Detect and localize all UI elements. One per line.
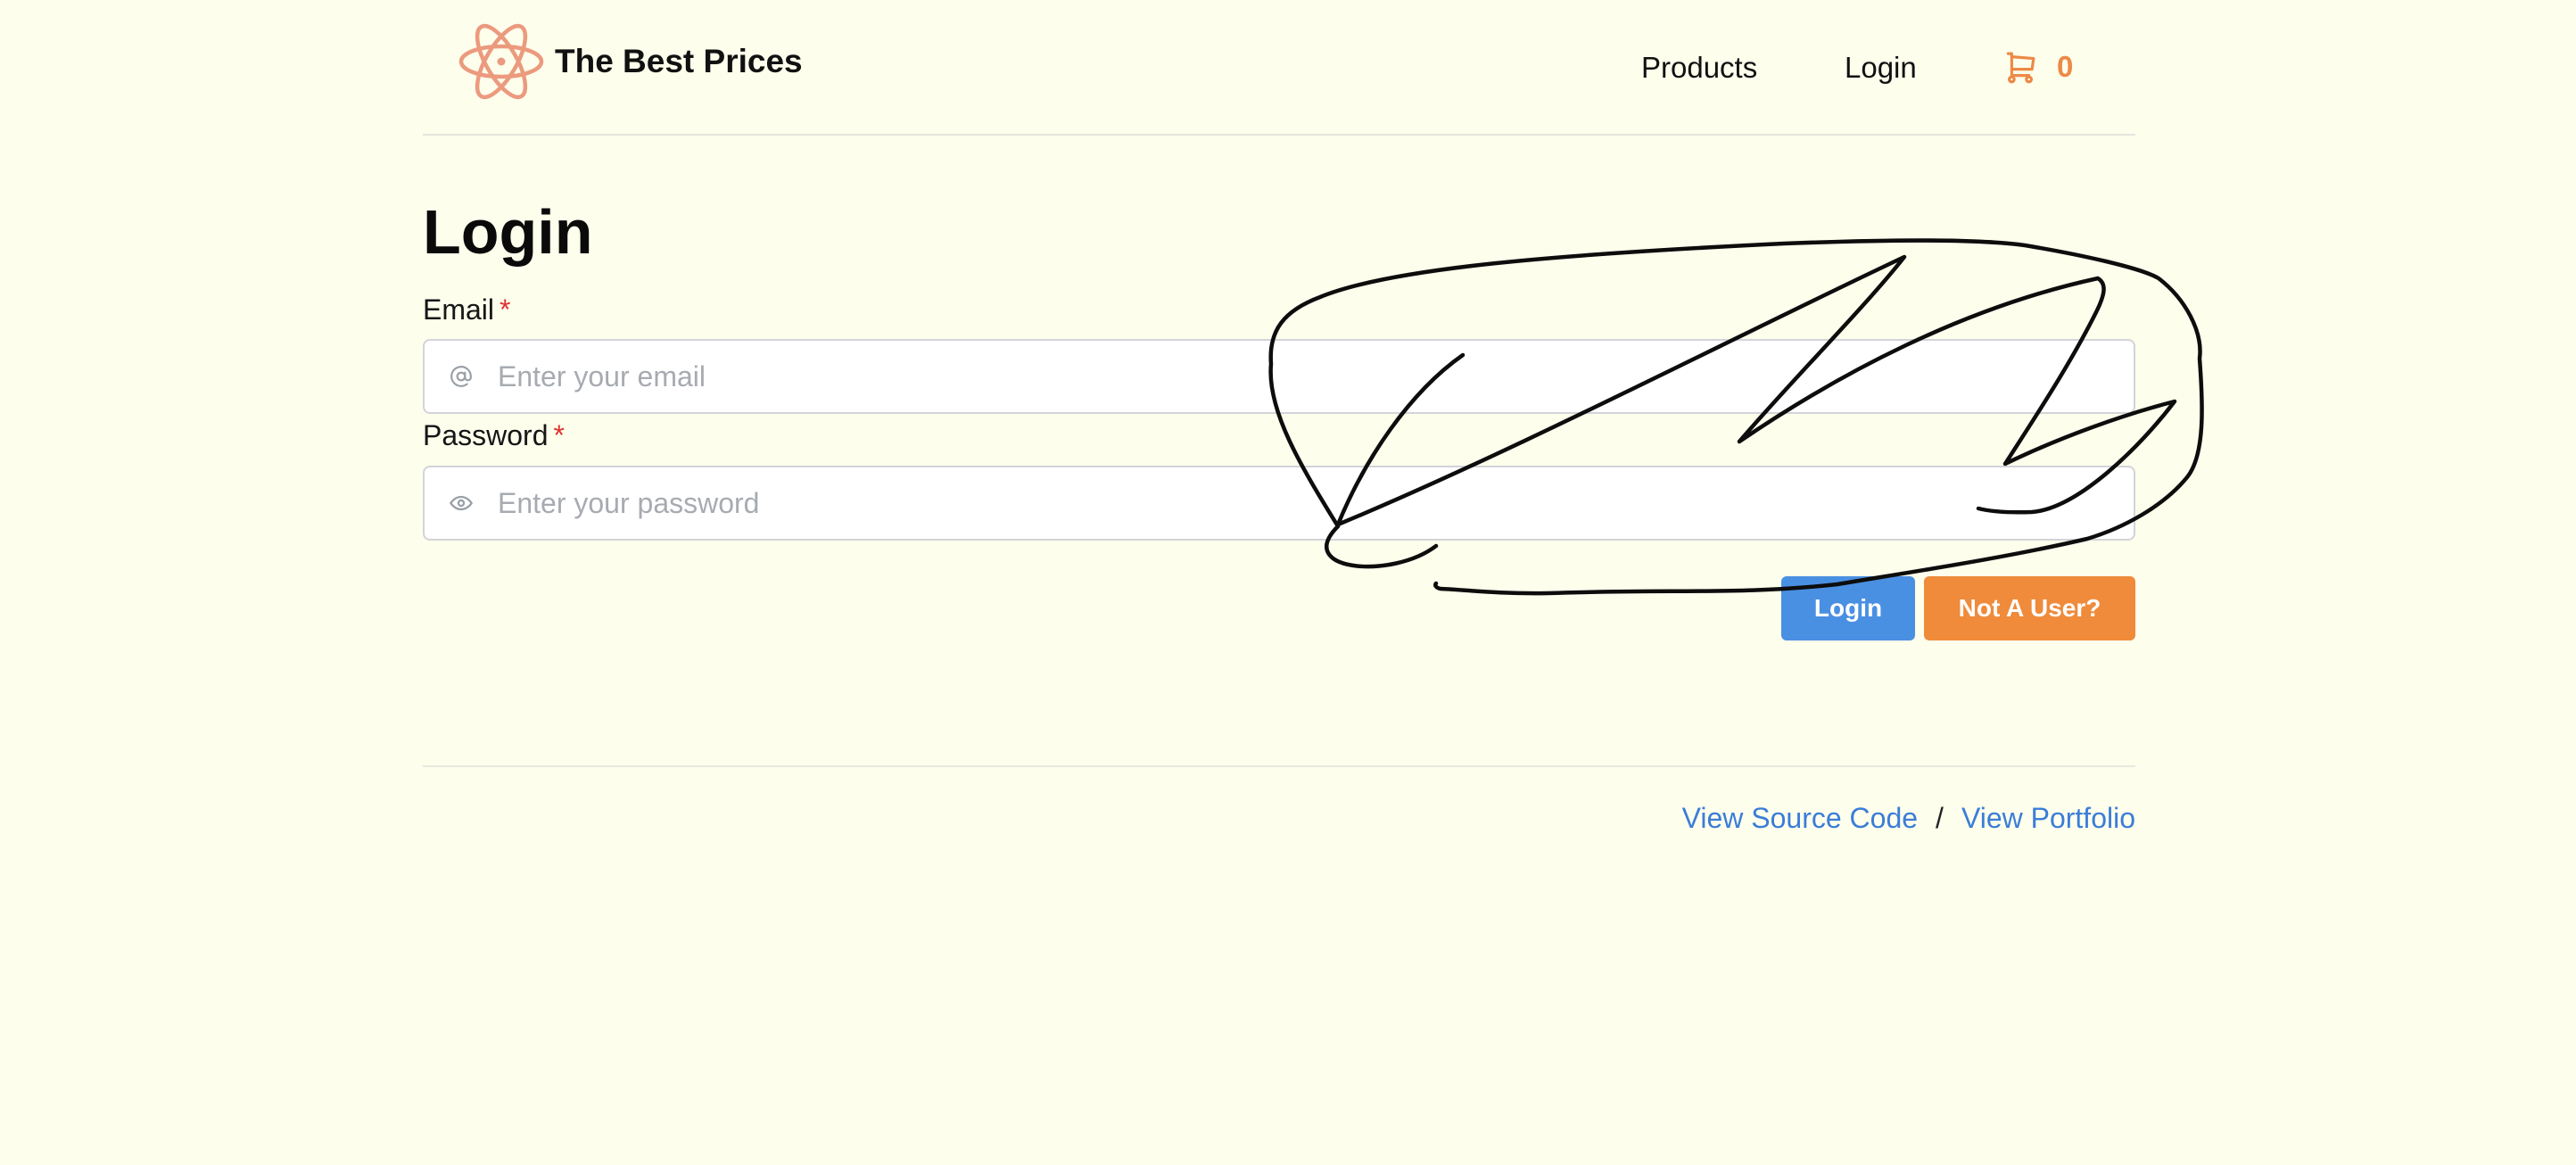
view-source-code-link[interactable]: View Source Code <box>1682 802 1918 834</box>
eye-icon[interactable] <box>425 491 498 516</box>
nav-link-login[interactable]: Login <box>1845 46 1917 89</box>
email-field[interactable] <box>498 341 2134 412</box>
footer-separator: / <box>1936 802 1944 834</box>
at-sign-icon <box>425 365 498 388</box>
cart-button[interactable]: 0 <box>2002 48 2073 86</box>
password-field[interactable] <box>498 467 2134 539</box>
not-a-user-button[interactable]: Not A User? <box>1924 576 2135 640</box>
hand-drawn-scribble <box>1268 238 2204 596</box>
email-label-text: Email <box>423 293 495 326</box>
cart-count-badge: 0 <box>2057 50 2074 83</box>
page: The Best Prices Products Login 0 Login E… <box>0 0 2576 1165</box>
shopping-cart-icon <box>2006 52 2035 84</box>
password-field-wrapper <box>423 466 2135 541</box>
login-button[interactable]: Login <box>1781 576 1915 640</box>
password-label: Password * <box>423 417 565 453</box>
top-navbar: The Best Prices Products Login 0 <box>423 0 2135 136</box>
footer-divider <box>423 765 2135 767</box>
main-nav: Products Login 0 <box>423 46 2135 89</box>
view-portfolio-link[interactable]: View Portfolio <box>1961 802 2135 834</box>
password-label-text: Password <box>423 419 549 451</box>
required-marker: * <box>553 419 565 451</box>
footer-links: View Source Code / View Portfolio <box>1682 797 2135 839</box>
email-label: Email * <box>423 292 510 327</box>
required-marker: * <box>500 293 511 326</box>
nav-link-products[interactable]: Products <box>1641 46 1757 89</box>
email-field-wrapper <box>423 339 2135 414</box>
page-title: Login <box>423 197 593 267</box>
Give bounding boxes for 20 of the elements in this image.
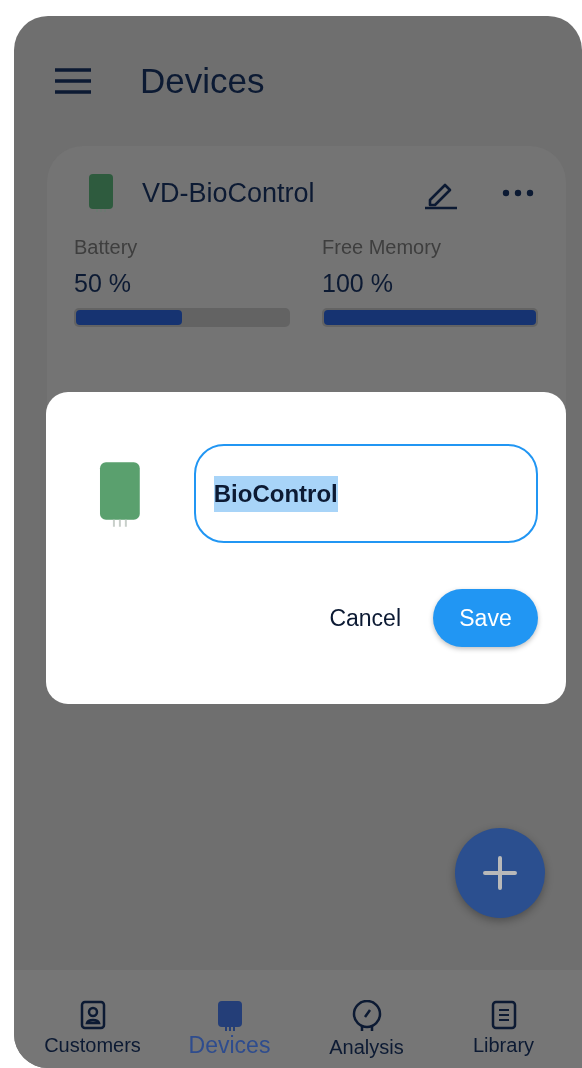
menu-icon[interactable] bbox=[54, 68, 92, 94]
save-button[interactable]: Save bbox=[433, 589, 538, 647]
device-name: VD-BioControl bbox=[142, 177, 316, 209]
more-icon[interactable] bbox=[502, 189, 534, 197]
metric-value: 100 % bbox=[322, 269, 394, 298]
gauge-icon bbox=[350, 1000, 383, 1032]
nav-tab[interactable]: Customers bbox=[32, 1000, 153, 1068]
page-title: Devices bbox=[140, 61, 265, 101]
person-icon bbox=[79, 1000, 106, 1030]
name-input-field[interactable]: BioControl bbox=[193, 444, 538, 543]
device-icon bbox=[88, 173, 114, 213]
cancel-button[interactable]: Cancel bbox=[329, 604, 401, 632]
device-icon bbox=[216, 1000, 243, 1032]
metric-value: 50 % bbox=[74, 269, 132, 298]
nav-tab[interactable]: Library bbox=[443, 1000, 564, 1068]
document-icon bbox=[490, 1000, 517, 1030]
add-button[interactable] bbox=[455, 828, 545, 918]
plus-icon bbox=[483, 856, 517, 890]
device-icon bbox=[98, 459, 142, 528]
nav-tab[interactable]: Analysis bbox=[306, 1000, 427, 1068]
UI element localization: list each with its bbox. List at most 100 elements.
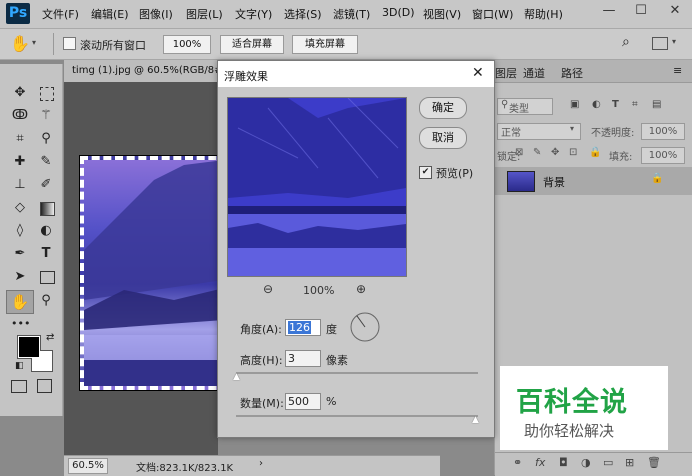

(TASK DETAILS):
Write out all the lines above again word for word, but leave out the pictures.

(ANSWER FOR THE TASK):
Detect and localize all UI elements. One per line.
view-source-code-link[interactable]: View Source Code <box>1682 802 1918 834</box>
eye-icon[interactable] <box>425 491 498 516</box>
nav-link-login[interactable]: Login <box>1845 46 1917 89</box>
email-field[interactable] <box>498 341 2134 412</box>
footer-separator: / <box>1936 802 1944 834</box>
at-sign-icon <box>425 365 498 388</box>
cart-button[interactable]: 0 <box>2002 48 2073 86</box>
password-field[interactable] <box>498 467 2134 539</box>
not-a-user-button[interactable]: Not A User? <box>1924 576 2135 640</box>
hand-drawn-scribble <box>1268 238 2204 596</box>
email-label-text: Email <box>423 293 495 326</box>
cart-count-badge: 0 <box>2057 50 2074 83</box>
page: The Best Prices Products Login 0 Login E… <box>0 0 2576 1165</box>
shopping-cart-icon <box>2006 52 2035 84</box>
password-field-wrapper <box>423 466 2135 541</box>
login-button[interactable]: Login <box>1781 576 1915 640</box>
password-label: Password * <box>423 417 565 453</box>
top-navbar: The Best Prices Products Login 0 <box>423 0 2135 136</box>
footer-divider <box>423 765 2135 767</box>
main-nav: Products Login 0 <box>423 46 2135 89</box>
view-portfolio-link[interactable]: View Portfolio <box>1961 802 2135 834</box>
password-label-text: Password <box>423 419 549 451</box>
required-marker: * <box>553 419 565 451</box>
footer-links: View Source Code / View Portfolio <box>1682 797 2135 839</box>
email-label: Email * <box>423 292 510 327</box>
required-marker: * <box>500 293 511 326</box>
nav-link-products[interactable]: Products <box>1641 46 1757 89</box>
email-field-wrapper <box>423 339 2135 414</box>
page-title: Login <box>423 197 593 267</box>
Give bounding boxes for 20 of the elements in this image.
menu-icon[interactable] bbox=[54, 68, 92, 94]
save-button[interactable]: Save bbox=[433, 589, 538, 647]
device-name: VD-BioControl bbox=[142, 177, 316, 209]
more-icon[interactable] bbox=[502, 189, 534, 197]
metric-value: 100 % bbox=[322, 269, 394, 298]
gauge-icon bbox=[350, 1000, 383, 1032]
nav-tab[interactable]: Customers bbox=[32, 1000, 153, 1068]
page-title: Devices bbox=[140, 61, 265, 101]
person-icon bbox=[79, 1000, 106, 1030]
name-input-field[interactable]: BioControl bbox=[193, 444, 538, 543]
device-icon bbox=[88, 173, 114, 213]
cancel-button[interactable]: Cancel bbox=[329, 604, 401, 632]
device-icon bbox=[216, 1000, 243, 1032]
metric-value: 50 % bbox=[74, 269, 132, 298]
nav-tab[interactable]: Library bbox=[443, 1000, 564, 1068]
document-icon bbox=[490, 1000, 517, 1030]
add-button[interactable] bbox=[455, 828, 545, 918]
plus-icon bbox=[483, 856, 517, 890]
device-icon bbox=[98, 459, 142, 528]
nav-tab[interactable]: Analysis bbox=[306, 1000, 427, 1068]
UI element localization: list each with its bbox. List at most 100 elements.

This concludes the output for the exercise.